* A run of records:
[start]

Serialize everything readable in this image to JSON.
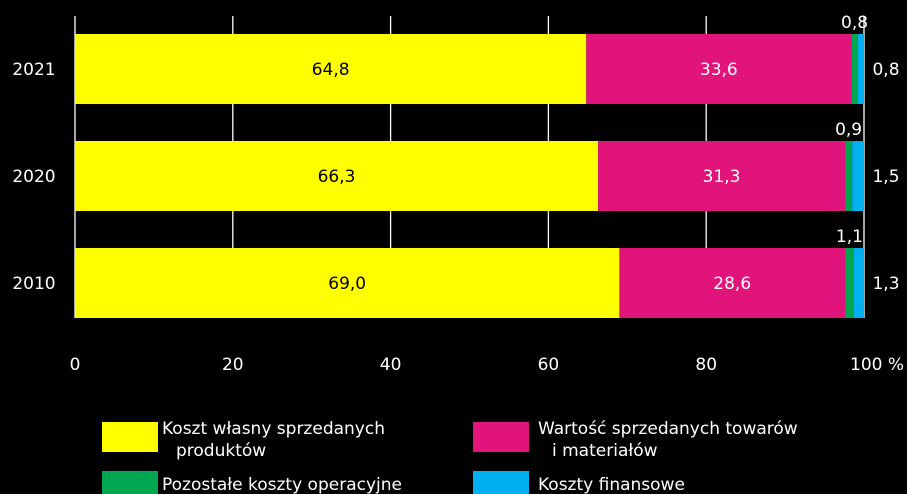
{
  "chart_data": {
    "type": "bar",
    "orientation": "horizontal",
    "stacked": true,
    "categories": [
      "2021",
      "2020",
      "2010"
    ],
    "series": [
      {
        "name": "Koszt własny sprzedanych produktów",
        "legend_lines": [
          "Koszt własny sprzedanych",
          "produktów"
        ],
        "color": "#ffff00",
        "values": [
          64.8,
          66.3,
          69.0
        ],
        "labels": [
          "64,8",
          "66,3",
          "69,0"
        ]
      },
      {
        "name": "Wartość sprzedanych towarów i materiałów",
        "legend_lines": [
          "Wartość sprzedanych towarów",
          "i materiałów"
        ],
        "color": "#e0147a",
        "values": [
          33.6,
          31.3,
          28.6
        ],
        "labels": [
          "33,6",
          "31,3",
          "28,6"
        ]
      },
      {
        "name": "Pozostałe koszty operacyjne",
        "legend_lines": [
          "Pozostałe koszty operacyjne"
        ],
        "color": "#00a650",
        "values": [
          0.8,
          0.9,
          1.1
        ],
        "labels": [
          "0,8",
          "0,9",
          "1,1"
        ]
      },
      {
        "name": "Koszty finansowe",
        "legend_lines": [
          "Koszty finansowe"
        ],
        "color": "#00b0f0",
        "values": [
          0.8,
          1.5,
          1.3
        ],
        "labels": [
          "0,8",
          "1,5",
          "1,3"
        ]
      }
    ],
    "xlim": [
      0,
      100
    ],
    "xticks": [
      "0",
      "20",
      "40",
      "60",
      "80",
      "100 %"
    ],
    "grid": true,
    "legend": "bottom"
  }
}
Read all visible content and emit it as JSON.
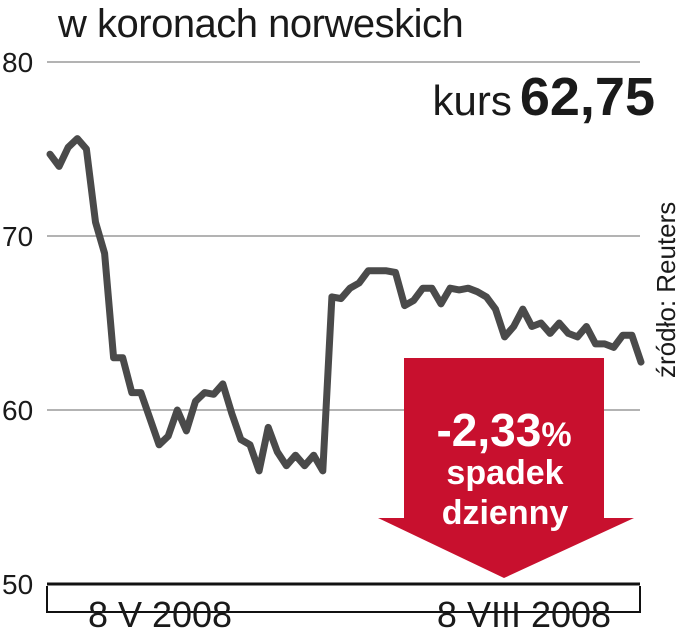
{
  "title": "w koronach norweskich",
  "kurs": {
    "label": "kurs",
    "value": "62,75"
  },
  "source": "źródło: Reuters",
  "badge": {
    "change": "-2,33",
    "percent": "%",
    "line1": "spadek",
    "line2": "dzienny",
    "color": "#c8102e"
  },
  "chart_data": {
    "type": "line",
    "title": "w koronach norweskich",
    "ylim": [
      50,
      80
    ],
    "yticks": [
      80,
      70,
      60,
      50
    ],
    "ytick_labels": [
      "80",
      "70",
      "60",
      "50"
    ],
    "xticks": [
      "8 V 2008",
      "8 VIII 2008"
    ],
    "grid": true,
    "line_color": "#4a4a4a",
    "series": [
      {
        "values": [
          74.7,
          74.0,
          75.1,
          75.6,
          75.0,
          70.8,
          69.0,
          63.0,
          63.0,
          61.0,
          61.0,
          59.5,
          58.0,
          58.5,
          60.0,
          58.8,
          60.5,
          61.0,
          60.9,
          61.5,
          59.8,
          58.3,
          58.0,
          56.5,
          59.0,
          57.6,
          56.8,
          57.4,
          56.8,
          57.4,
          56.5,
          66.5,
          66.4,
          67.0,
          67.3,
          68.0,
          68.0,
          68.0,
          67.9,
          66.0,
          66.3,
          67.0,
          67.0,
          66.1,
          67.0,
          66.9,
          67.0,
          66.8,
          66.5,
          65.8,
          64.2,
          64.8,
          65.8,
          64.8,
          65.0,
          64.4,
          65.0,
          64.4,
          64.2,
          64.8,
          63.8,
          63.8,
          63.6,
          64.3,
          64.3,
          62.75
        ]
      }
    ]
  }
}
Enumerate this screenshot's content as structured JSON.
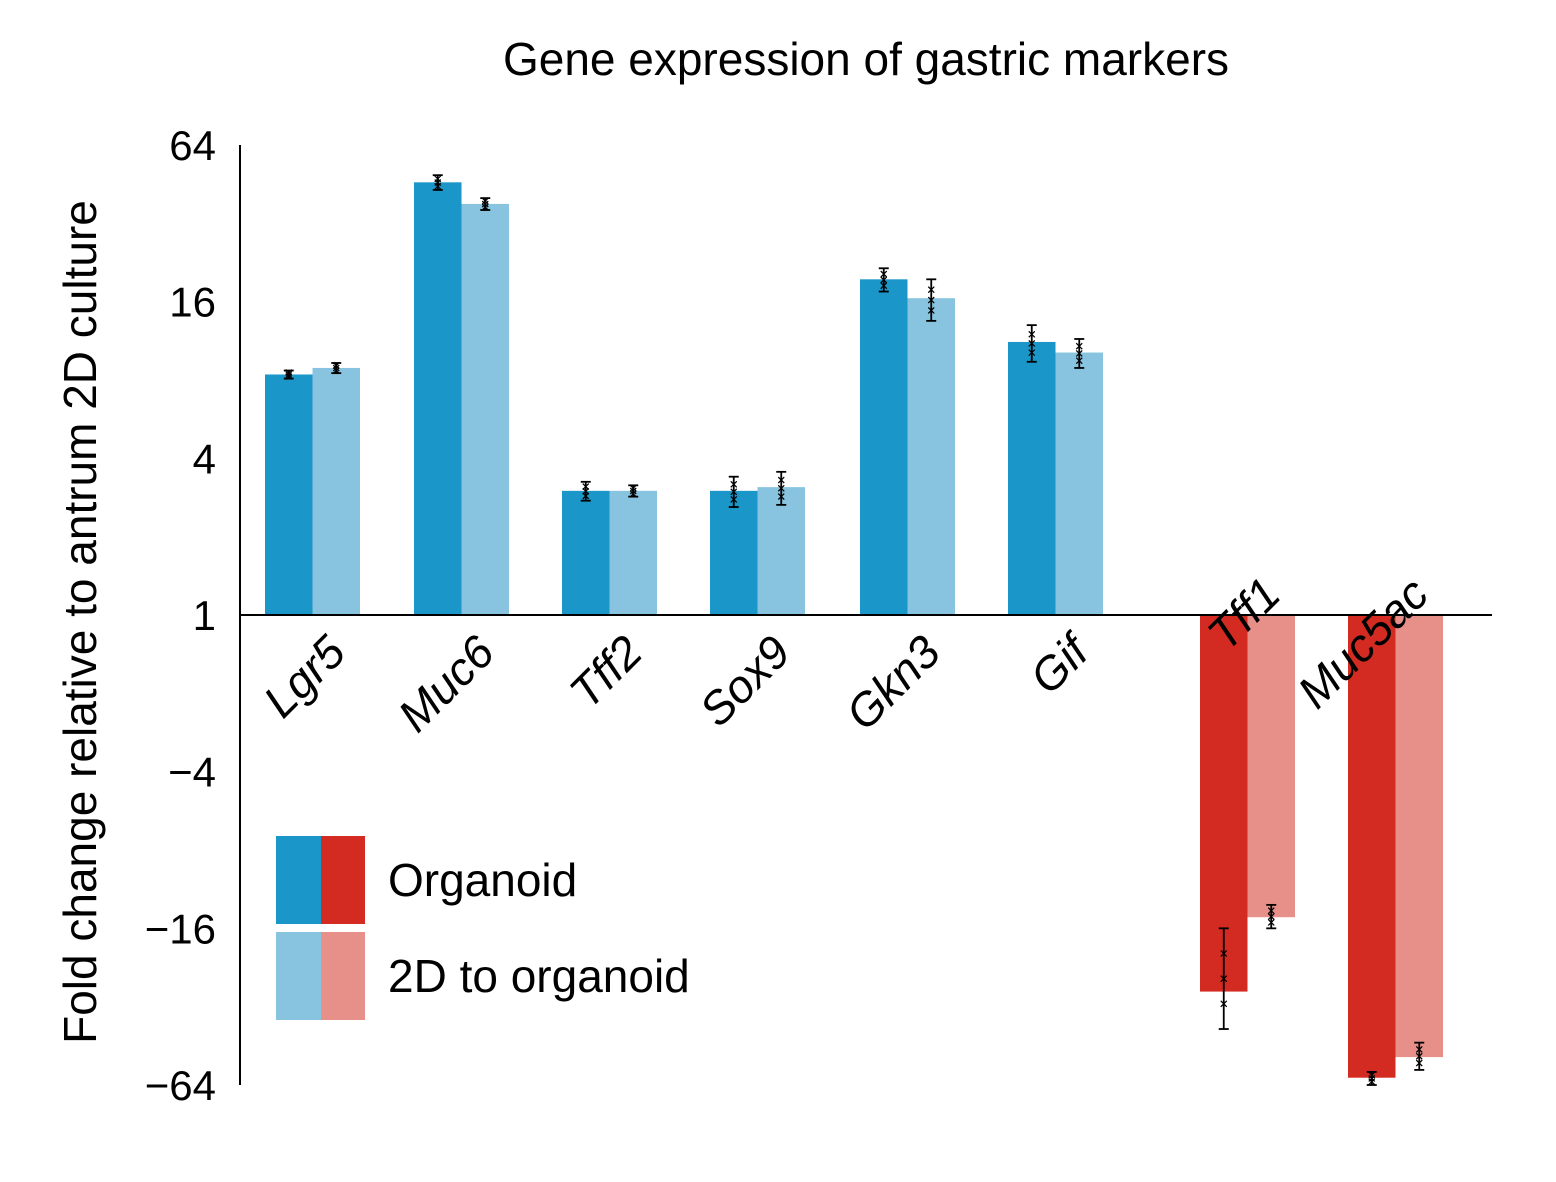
{
  "chart_data": {
    "type": "bar",
    "title": "Gene expression of gastric markers",
    "xlabel": "",
    "ylabel": "Fold change relative to antrum 2D culture",
    "y_scale": "log2",
    "ylim": [
      -64,
      64
    ],
    "yticks": [
      64,
      16,
      4,
      1,
      -4,
      -16,
      -64
    ],
    "ytick_labels": [
      "64",
      "16",
      "4",
      "1",
      "−4",
      "−16",
      "−64"
    ],
    "categories": [
      "Lgr5",
      "Muc6",
      "Tff2",
      "Sox9",
      "Gkn3",
      "Gif",
      "Tff1",
      "Muc5ac"
    ],
    "series": [
      {
        "name": "Organoid",
        "values": [
          8.4,
          46,
          3.0,
          3.0,
          19.5,
          11.2,
          -28,
          -60
        ],
        "err_low": [
          0.3,
          3,
          0.25,
          0.4,
          2.0,
          1.8,
          11,
          4
        ],
        "err_high": [
          0.3,
          3,
          0.25,
          0.4,
          2.0,
          1.8,
          12,
          3
        ]
      },
      {
        "name": "2D to organoid",
        "values": [
          8.9,
          38,
          3.0,
          3.1,
          16.5,
          10.2,
          -14.5,
          -50
        ],
        "err_low": [
          0.4,
          2,
          0.15,
          0.45,
          3.0,
          1.3,
          1.5,
          6
        ],
        "err_high": [
          0.4,
          2,
          0.15,
          0.45,
          3.0,
          1.3,
          1.5,
          6
        ]
      }
    ],
    "colors": {
      "organoid_up": "#1b96c8",
      "organoid_down": "#d32b22",
      "two_d_up": "#88c4df",
      "two_d_down": "#e69089"
    },
    "legend": {
      "position": "bottom-left",
      "entries": [
        "Organoid",
        "2D to organoid"
      ]
    }
  }
}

[end]

* The task:
Find every line in the records that contains the word "norweskich"; copy those lines.

* Answer to the problem:
  "title": "w koronach norweskich",
    "title": "w koronach norweskich",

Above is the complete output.